(Collected data)
* Start *
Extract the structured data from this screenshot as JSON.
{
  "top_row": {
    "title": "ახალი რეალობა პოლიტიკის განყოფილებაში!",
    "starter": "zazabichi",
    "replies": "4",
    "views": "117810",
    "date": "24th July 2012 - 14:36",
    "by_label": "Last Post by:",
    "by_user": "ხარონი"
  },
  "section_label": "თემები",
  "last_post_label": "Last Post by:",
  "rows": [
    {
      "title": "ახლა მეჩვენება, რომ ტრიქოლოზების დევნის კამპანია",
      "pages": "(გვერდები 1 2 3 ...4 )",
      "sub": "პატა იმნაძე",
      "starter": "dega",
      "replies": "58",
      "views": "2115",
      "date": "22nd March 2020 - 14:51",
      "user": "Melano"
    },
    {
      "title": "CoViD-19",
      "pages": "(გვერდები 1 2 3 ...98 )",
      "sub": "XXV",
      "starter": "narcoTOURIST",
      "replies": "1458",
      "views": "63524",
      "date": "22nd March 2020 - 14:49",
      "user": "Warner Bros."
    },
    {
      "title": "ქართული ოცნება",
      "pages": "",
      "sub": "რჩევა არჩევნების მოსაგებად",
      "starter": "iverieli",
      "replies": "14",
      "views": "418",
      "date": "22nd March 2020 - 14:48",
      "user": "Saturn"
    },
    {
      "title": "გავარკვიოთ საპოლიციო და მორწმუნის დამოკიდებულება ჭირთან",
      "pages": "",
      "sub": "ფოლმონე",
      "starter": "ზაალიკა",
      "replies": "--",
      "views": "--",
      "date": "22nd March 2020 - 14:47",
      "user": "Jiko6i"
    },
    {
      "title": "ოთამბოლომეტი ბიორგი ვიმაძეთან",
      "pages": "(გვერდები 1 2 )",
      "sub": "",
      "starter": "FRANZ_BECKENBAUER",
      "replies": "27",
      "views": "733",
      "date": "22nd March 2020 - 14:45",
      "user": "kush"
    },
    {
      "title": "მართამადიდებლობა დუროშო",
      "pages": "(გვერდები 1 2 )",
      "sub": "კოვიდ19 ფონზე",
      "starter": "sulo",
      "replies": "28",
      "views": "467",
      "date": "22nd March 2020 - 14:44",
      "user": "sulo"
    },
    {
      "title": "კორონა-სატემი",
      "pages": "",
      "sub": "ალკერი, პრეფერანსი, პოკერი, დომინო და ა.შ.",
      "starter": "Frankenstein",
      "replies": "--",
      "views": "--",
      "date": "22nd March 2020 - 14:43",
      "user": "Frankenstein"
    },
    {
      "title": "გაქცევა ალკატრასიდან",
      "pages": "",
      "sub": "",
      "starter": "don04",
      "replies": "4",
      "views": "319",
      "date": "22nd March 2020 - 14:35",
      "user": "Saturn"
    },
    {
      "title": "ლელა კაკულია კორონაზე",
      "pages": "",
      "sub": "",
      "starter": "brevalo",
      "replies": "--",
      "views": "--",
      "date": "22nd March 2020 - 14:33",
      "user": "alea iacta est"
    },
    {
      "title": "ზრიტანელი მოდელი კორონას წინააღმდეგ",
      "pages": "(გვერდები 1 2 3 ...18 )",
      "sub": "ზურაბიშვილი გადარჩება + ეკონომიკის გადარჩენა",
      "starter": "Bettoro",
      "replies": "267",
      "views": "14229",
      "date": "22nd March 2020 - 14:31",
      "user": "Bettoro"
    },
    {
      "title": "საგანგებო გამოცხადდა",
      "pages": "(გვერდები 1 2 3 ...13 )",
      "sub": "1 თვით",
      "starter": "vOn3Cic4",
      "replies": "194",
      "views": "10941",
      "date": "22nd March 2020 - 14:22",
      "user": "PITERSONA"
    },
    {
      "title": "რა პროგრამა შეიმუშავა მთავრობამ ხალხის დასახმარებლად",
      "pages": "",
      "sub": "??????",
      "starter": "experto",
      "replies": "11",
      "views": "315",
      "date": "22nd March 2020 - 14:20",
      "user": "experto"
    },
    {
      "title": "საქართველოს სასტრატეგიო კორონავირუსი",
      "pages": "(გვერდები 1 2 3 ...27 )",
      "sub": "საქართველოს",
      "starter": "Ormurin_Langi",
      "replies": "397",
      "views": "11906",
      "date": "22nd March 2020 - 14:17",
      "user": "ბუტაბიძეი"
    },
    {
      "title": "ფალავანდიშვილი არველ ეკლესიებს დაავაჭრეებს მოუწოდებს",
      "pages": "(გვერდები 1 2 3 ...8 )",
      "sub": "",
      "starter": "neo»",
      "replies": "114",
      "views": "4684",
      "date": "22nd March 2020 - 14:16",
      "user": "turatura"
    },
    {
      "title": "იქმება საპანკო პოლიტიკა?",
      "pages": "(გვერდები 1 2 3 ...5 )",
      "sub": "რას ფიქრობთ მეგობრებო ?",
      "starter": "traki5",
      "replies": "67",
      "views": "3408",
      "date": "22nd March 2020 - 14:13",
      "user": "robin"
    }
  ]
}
* End *
Given instruction:
Identify every line above with the string "Last" in it. Copy those lines.

Output for this exercise:
    "by_label": "Last Post by:",
  "last_post_label": "Last Post by:",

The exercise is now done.